::: Input for this task :::
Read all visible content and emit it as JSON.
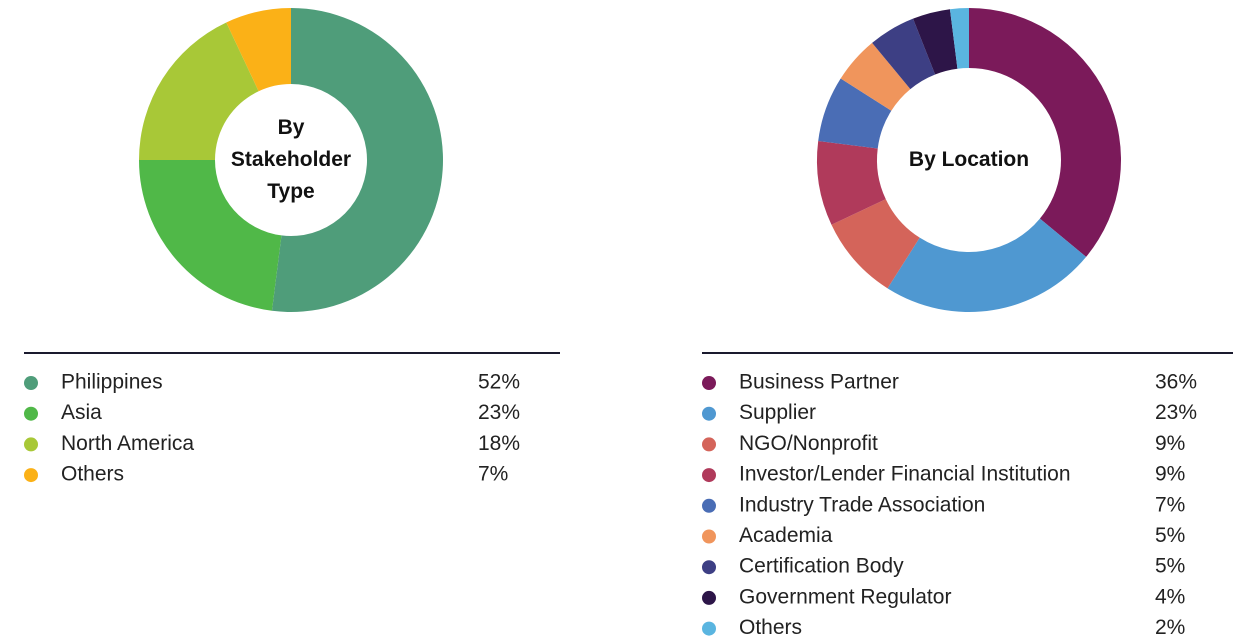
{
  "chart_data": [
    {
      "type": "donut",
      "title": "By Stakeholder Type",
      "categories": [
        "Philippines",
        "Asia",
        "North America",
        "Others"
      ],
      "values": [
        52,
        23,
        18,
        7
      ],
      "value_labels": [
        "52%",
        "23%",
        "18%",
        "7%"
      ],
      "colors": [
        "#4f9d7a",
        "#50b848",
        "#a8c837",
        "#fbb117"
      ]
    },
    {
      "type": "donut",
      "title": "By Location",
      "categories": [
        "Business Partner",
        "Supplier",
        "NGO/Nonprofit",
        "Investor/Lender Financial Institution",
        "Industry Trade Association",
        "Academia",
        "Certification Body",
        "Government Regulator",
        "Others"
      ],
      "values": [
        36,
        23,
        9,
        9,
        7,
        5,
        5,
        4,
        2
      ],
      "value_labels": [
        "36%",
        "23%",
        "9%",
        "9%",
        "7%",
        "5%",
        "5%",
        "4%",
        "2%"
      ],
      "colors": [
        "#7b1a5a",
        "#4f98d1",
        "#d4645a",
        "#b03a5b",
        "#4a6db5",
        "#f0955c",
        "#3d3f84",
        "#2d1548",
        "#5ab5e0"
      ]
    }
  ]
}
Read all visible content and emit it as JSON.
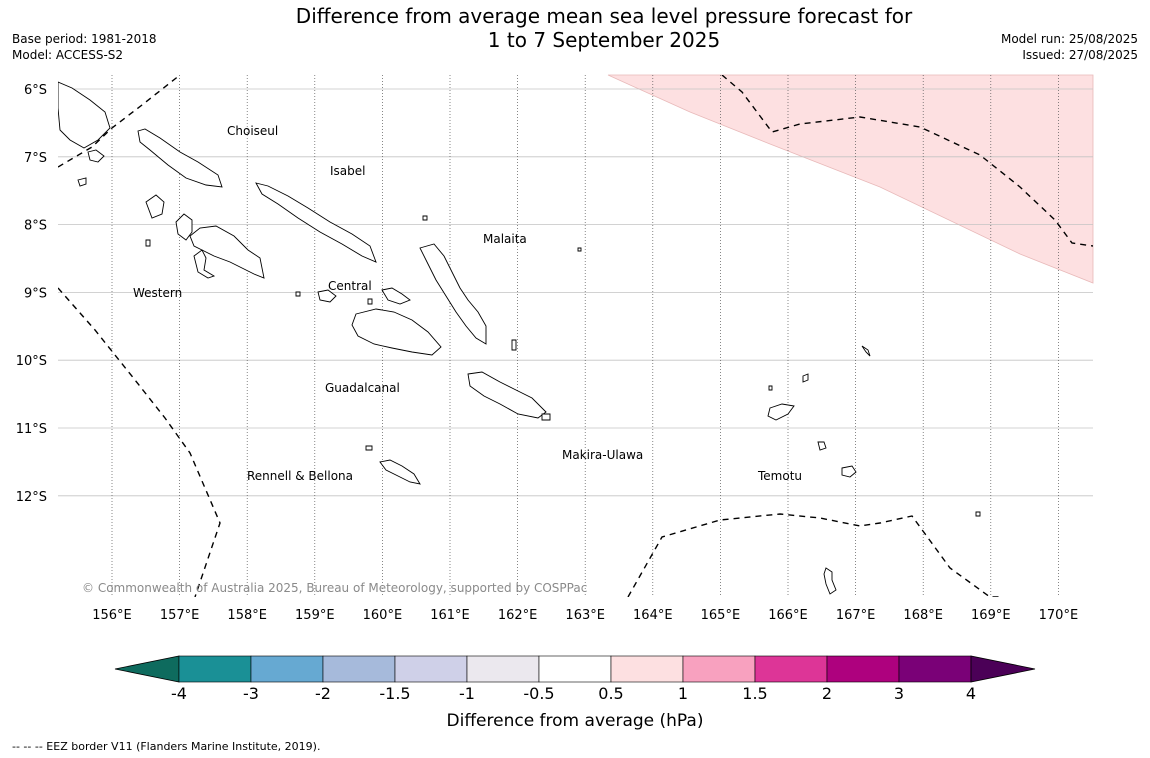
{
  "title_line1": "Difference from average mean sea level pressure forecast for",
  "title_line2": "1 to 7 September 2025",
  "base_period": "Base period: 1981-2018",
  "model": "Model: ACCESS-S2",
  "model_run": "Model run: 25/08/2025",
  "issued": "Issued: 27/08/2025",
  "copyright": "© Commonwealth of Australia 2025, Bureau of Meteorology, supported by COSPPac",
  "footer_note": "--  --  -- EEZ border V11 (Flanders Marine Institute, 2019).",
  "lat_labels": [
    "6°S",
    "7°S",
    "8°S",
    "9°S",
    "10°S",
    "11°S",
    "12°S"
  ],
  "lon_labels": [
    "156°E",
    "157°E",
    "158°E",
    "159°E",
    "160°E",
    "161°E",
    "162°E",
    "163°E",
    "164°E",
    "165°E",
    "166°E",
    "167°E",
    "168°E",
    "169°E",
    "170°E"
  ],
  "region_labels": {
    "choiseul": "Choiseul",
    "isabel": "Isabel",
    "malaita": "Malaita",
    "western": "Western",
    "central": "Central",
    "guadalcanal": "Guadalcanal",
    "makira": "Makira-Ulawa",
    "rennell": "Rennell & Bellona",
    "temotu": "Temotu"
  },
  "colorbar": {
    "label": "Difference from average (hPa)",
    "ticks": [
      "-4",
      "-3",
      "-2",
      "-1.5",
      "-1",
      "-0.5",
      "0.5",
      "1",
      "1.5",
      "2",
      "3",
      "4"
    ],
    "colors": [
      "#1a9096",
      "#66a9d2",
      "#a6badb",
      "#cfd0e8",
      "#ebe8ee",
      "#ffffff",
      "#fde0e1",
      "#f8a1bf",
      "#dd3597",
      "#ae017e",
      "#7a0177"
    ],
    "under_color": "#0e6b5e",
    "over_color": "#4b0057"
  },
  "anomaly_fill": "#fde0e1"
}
:::
● **Your objective**: Repeat the data above exactly, but not the pictures.

● **Solution for this exercise**:
Read all visible content and emit it as JSON.
{
  "chart_data": [
    {
      "type": "donut",
      "title": "By Stakeholder Type",
      "categories": [
        "Philippines",
        "Asia",
        "North America",
        "Others"
      ],
      "values": [
        52,
        23,
        18,
        7
      ],
      "value_labels": [
        "52%",
        "23%",
        "18%",
        "7%"
      ],
      "colors": [
        "#4f9d7a",
        "#50b848",
        "#a8c837",
        "#fbb117"
      ]
    },
    {
      "type": "donut",
      "title": "By Location",
      "categories": [
        "Business Partner",
        "Supplier",
        "NGO/Nonprofit",
        "Investor/Lender Financial Institution",
        "Industry Trade Association",
        "Academia",
        "Certification Body",
        "Government Regulator",
        "Others"
      ],
      "values": [
        36,
        23,
        9,
        9,
        7,
        5,
        5,
        4,
        2
      ],
      "value_labels": [
        "36%",
        "23%",
        "9%",
        "9%",
        "7%",
        "5%",
        "5%",
        "4%",
        "2%"
      ],
      "colors": [
        "#7b1a5a",
        "#4f98d1",
        "#d4645a",
        "#b03a5b",
        "#4a6db5",
        "#f0955c",
        "#3d3f84",
        "#2d1548",
        "#5ab5e0"
      ]
    }
  ]
}
Read all visible content and emit it as JSON.
{
  "title_line1": "Difference from average mean sea level pressure forecast for",
  "title_line2": "1 to 7 September 2025",
  "base_period": "Base period: 1981-2018",
  "model": "Model: ACCESS-S2",
  "model_run": "Model run: 25/08/2025",
  "issued": "Issued: 27/08/2025",
  "copyright": "© Commonwealth of Australia 2025, Bureau of Meteorology, supported by COSPPac",
  "footer_note": "--  --  -- EEZ border V11 (Flanders Marine Institute, 2019).",
  "lat_labels": [
    "6°S",
    "7°S",
    "8°S",
    "9°S",
    "10°S",
    "11°S",
    "12°S"
  ],
  "lon_labels": [
    "156°E",
    "157°E",
    "158°E",
    "159°E",
    "160°E",
    "161°E",
    "162°E",
    "163°E",
    "164°E",
    "165°E",
    "166°E",
    "167°E",
    "168°E",
    "169°E",
    "170°E"
  ],
  "region_labels": {
    "choiseul": "Choiseul",
    "isabel": "Isabel",
    "malaita": "Malaita",
    "western": "Western",
    "central": "Central",
    "guadalcanal": "Guadalcanal",
    "makira": "Makira-Ulawa",
    "rennell": "Rennell & Bellona",
    "temotu": "Temotu"
  },
  "colorbar": {
    "label": "Difference from average (hPa)",
    "ticks": [
      "-4",
      "-3",
      "-2",
      "-1.5",
      "-1",
      "-0.5",
      "0.5",
      "1",
      "1.5",
      "2",
      "3",
      "4"
    ],
    "colors": [
      "#1a9096",
      "#66a9d2",
      "#a6badb",
      "#cfd0e8",
      "#ebe8ee",
      "#ffffff",
      "#fde0e1",
      "#f8a1bf",
      "#dd3597",
      "#ae017e",
      "#7a0177"
    ],
    "under_color": "#0e6b5e",
    "over_color": "#4b0057"
  },
  "anomaly_fill": "#fde0e1"
}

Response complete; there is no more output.